- TO BE DONE: Go through each line of the records below and count those with the word "chuyển"; give only the total.

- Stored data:
=-=-=
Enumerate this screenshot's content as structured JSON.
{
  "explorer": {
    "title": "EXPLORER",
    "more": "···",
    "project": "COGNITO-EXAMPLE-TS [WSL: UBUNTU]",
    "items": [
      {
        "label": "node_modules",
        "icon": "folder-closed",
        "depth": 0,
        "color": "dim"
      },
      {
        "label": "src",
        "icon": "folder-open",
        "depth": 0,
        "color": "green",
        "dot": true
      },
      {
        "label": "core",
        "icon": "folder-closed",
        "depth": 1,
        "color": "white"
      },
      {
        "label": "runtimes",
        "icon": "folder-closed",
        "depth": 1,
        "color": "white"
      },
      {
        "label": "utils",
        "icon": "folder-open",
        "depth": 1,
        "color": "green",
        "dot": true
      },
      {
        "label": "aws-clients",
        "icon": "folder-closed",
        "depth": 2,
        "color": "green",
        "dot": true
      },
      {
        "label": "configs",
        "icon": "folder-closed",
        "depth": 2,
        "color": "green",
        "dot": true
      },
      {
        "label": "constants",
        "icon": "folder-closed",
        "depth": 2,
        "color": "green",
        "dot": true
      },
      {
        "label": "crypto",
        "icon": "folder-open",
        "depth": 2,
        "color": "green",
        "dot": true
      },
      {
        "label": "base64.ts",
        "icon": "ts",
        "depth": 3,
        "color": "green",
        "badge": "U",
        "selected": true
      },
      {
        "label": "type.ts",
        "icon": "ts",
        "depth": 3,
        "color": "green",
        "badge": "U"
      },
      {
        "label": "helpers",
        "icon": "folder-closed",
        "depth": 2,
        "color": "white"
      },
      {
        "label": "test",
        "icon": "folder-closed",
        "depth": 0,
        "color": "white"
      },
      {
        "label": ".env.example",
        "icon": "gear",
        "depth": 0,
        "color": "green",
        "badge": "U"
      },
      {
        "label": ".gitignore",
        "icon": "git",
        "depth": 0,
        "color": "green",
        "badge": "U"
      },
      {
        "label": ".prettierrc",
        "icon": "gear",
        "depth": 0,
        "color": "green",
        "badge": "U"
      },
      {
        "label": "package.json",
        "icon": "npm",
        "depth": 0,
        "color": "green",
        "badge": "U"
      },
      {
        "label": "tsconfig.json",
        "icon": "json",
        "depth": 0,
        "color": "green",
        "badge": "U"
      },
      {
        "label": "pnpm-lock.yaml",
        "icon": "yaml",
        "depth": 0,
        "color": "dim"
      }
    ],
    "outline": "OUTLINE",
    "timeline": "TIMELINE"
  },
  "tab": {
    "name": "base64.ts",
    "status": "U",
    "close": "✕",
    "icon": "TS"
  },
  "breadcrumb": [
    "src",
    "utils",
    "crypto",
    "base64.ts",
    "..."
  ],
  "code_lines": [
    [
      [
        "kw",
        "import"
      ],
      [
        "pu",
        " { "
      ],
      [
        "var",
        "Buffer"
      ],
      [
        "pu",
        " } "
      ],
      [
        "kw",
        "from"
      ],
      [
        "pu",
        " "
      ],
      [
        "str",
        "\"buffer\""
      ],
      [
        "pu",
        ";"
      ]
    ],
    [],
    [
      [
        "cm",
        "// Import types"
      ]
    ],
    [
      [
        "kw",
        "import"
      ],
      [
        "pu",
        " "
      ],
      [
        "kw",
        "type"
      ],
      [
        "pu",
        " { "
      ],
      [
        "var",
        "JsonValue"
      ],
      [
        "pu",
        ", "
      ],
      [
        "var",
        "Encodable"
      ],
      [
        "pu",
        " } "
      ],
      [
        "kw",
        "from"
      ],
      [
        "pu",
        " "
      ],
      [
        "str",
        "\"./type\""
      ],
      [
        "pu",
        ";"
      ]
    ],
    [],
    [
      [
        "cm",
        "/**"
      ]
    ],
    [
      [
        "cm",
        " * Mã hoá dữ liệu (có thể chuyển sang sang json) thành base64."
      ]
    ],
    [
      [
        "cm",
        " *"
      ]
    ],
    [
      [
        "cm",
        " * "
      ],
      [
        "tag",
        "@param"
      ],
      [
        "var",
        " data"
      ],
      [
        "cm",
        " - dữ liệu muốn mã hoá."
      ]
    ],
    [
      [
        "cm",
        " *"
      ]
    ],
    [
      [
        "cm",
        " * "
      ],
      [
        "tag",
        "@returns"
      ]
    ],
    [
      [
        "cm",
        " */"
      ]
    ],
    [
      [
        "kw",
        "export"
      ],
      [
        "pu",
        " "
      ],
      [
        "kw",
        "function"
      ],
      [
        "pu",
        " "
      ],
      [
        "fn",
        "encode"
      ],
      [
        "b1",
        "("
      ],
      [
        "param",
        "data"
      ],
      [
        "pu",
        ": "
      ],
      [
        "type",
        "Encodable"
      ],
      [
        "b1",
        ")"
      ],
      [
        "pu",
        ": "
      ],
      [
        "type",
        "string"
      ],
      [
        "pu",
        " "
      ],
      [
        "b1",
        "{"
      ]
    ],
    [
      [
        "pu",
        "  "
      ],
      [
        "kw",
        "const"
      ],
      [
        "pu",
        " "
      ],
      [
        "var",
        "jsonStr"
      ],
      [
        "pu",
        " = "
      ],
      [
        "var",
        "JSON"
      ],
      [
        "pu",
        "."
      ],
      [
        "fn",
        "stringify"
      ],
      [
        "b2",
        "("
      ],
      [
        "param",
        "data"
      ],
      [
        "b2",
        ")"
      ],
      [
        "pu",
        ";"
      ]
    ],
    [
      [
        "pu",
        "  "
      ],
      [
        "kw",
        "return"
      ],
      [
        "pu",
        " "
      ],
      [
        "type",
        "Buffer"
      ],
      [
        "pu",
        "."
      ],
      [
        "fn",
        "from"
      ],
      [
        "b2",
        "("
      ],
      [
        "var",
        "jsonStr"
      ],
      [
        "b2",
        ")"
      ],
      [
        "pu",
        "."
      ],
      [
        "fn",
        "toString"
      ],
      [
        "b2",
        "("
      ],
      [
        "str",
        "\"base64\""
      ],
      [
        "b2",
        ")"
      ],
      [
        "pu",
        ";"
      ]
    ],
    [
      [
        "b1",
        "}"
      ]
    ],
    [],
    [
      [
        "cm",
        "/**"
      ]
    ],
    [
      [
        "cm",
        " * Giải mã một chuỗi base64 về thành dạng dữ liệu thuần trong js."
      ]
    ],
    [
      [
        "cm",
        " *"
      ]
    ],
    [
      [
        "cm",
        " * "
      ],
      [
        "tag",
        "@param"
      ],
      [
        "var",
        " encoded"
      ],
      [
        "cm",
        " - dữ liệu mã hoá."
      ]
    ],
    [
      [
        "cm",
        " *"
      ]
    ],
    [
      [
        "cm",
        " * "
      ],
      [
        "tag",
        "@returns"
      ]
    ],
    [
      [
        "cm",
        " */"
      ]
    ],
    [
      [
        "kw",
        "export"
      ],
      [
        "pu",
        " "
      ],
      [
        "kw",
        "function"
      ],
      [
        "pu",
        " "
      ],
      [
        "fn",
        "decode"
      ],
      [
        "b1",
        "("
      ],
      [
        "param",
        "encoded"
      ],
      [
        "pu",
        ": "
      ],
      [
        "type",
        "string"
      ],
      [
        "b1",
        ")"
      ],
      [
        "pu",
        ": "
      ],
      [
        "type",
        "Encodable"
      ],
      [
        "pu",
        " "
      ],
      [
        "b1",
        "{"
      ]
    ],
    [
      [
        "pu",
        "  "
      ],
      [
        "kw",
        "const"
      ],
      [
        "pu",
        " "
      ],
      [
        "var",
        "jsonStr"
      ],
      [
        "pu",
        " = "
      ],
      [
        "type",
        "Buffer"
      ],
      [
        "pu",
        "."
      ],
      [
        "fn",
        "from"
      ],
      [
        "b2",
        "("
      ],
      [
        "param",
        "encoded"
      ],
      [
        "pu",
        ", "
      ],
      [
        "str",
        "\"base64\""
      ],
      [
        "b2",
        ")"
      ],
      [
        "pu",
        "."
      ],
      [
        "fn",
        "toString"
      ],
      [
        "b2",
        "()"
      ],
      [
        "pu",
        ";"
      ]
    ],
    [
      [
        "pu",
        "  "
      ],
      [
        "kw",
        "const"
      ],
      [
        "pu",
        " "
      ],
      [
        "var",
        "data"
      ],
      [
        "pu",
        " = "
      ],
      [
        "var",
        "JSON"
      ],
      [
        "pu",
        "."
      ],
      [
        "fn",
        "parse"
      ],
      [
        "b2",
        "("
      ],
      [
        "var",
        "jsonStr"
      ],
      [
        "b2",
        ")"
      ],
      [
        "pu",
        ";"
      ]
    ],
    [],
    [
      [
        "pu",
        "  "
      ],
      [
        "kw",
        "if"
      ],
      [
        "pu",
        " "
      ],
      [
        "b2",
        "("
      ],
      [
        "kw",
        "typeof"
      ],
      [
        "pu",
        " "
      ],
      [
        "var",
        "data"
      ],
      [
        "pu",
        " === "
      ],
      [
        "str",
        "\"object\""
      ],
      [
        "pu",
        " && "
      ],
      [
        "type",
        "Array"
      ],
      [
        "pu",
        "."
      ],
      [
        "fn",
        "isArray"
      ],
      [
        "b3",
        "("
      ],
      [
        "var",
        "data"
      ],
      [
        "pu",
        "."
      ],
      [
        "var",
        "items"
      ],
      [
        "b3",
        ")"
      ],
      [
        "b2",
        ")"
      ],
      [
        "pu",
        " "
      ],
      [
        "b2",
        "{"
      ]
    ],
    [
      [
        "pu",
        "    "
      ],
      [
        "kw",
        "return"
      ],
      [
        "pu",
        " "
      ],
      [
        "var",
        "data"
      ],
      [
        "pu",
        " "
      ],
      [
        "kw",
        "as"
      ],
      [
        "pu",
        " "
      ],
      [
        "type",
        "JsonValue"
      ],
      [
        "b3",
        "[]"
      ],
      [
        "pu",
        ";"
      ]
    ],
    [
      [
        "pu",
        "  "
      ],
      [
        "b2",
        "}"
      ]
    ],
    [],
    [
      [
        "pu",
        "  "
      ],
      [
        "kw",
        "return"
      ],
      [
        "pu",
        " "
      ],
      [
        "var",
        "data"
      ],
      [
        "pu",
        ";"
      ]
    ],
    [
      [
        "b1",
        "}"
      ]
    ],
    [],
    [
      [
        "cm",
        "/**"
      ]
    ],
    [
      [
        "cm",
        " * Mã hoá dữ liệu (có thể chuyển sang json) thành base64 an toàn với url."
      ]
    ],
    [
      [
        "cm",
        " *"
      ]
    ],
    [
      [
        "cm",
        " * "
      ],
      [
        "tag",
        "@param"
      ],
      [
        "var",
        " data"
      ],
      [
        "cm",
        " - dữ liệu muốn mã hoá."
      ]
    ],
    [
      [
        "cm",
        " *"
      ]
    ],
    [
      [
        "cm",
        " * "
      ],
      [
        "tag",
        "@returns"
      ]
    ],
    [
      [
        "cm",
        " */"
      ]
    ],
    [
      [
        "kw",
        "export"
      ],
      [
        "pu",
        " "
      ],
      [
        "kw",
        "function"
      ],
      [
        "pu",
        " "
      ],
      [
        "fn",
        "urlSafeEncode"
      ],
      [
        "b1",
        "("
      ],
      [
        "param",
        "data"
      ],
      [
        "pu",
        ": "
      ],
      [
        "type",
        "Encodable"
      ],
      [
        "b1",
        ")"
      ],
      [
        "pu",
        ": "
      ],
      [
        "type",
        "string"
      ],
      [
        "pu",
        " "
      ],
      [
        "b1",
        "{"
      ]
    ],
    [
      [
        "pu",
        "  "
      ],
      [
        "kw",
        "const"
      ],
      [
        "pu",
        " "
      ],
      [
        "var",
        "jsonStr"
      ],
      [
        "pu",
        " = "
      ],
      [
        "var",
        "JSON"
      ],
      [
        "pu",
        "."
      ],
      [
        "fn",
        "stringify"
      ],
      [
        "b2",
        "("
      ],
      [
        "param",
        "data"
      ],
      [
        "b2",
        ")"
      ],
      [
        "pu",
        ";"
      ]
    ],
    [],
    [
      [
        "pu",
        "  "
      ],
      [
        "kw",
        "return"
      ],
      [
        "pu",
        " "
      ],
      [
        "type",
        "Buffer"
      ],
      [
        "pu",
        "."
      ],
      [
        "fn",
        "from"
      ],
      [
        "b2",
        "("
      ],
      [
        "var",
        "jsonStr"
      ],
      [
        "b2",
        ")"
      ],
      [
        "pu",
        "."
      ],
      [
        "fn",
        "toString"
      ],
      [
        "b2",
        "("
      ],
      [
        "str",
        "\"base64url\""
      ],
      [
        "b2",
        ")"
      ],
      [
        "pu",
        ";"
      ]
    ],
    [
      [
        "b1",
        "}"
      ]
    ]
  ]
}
=-=-=
- EXPECTED OUTPUT: 2